(Quoted passage begins)

2 reviews for Big Red Smile

  1. SteveKristi

    “The musicianship is impeccable, with a crystalline sound and a sumptuousness that is unexpected from just a
    handful of players. . . . the songs, are dense with imagery and impassioned descriptions, and recollections of
    harrowing experiences. . . ” Tom Petersen, Victory Review, December 2006

  2. SteveKristi

    “Folk festivals feed off of people like Steve and Kristi Nebel. Not only does their music reflect the ethics and values of that time long past which is the core of the Folk Life movements, but the Nebels have that ability to update without destroying the essence of what that music means to those simpler times. It is good music, pure and simple, and stands on its own. It is made to be played on small stages and between crafts exhibits at Folk Life Festivals and in living rooms with small groups of friends looking on. It is offspring of The Weavers and The Brothers Four and The Kingston Trio and their predecessors. But it is all Steve and Kristi Nebel.

(Quoted passage ends)
(The data begins)

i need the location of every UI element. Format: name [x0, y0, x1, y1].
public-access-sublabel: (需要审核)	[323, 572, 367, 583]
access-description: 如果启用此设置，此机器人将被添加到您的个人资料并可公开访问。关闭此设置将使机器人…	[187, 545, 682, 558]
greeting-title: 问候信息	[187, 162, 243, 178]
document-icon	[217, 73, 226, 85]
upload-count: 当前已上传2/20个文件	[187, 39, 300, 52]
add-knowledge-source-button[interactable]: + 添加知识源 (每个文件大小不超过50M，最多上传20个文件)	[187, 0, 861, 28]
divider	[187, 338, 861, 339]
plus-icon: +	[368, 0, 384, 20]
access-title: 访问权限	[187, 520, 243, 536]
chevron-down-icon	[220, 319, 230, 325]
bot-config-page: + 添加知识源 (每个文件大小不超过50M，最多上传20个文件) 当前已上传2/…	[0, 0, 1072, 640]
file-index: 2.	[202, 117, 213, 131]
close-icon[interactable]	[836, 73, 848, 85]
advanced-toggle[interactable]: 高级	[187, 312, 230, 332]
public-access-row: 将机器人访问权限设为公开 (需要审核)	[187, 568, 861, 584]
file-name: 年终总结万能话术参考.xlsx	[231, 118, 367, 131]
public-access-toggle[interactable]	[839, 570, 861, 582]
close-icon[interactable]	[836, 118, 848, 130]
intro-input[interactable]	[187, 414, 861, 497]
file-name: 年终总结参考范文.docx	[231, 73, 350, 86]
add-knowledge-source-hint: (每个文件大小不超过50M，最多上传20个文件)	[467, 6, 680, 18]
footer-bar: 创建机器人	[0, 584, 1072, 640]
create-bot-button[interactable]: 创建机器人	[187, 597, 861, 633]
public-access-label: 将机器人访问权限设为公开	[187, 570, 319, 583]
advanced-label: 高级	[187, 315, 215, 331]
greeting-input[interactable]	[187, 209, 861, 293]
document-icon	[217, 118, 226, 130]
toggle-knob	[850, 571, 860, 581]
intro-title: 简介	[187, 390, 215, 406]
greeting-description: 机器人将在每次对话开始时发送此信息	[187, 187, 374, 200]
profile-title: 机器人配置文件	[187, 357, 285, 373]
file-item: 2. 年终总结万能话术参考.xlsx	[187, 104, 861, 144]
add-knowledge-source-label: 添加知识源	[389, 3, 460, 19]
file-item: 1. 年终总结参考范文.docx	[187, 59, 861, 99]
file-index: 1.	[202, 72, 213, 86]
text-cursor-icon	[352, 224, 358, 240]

(The data ends)

## Set of tasks:
1) Translate this sentence from the Big Red Smile reviews into Spanish: "It is good music, pure and simple, and stands on its own."
2) List every musical group that the Big Red Smile reviews name as a parent of the music.
3) Answer these questions from the Big Red Smile reviews:
(a) How many reviews are listed for Big Red Smile?
(b) In which publication, and in what month and year, did Tom Petersen's review appear?
(c) What family name do Steve and Kristi share?

## Expected results:
1) Es buena música, pura y simple, y se sostiene por sí sola.

2)
The Weavers
The Brothers Four
The Kingston Trio

3)
(a) Two.
(b) Victory Review, December 2006.
(c) Nebel.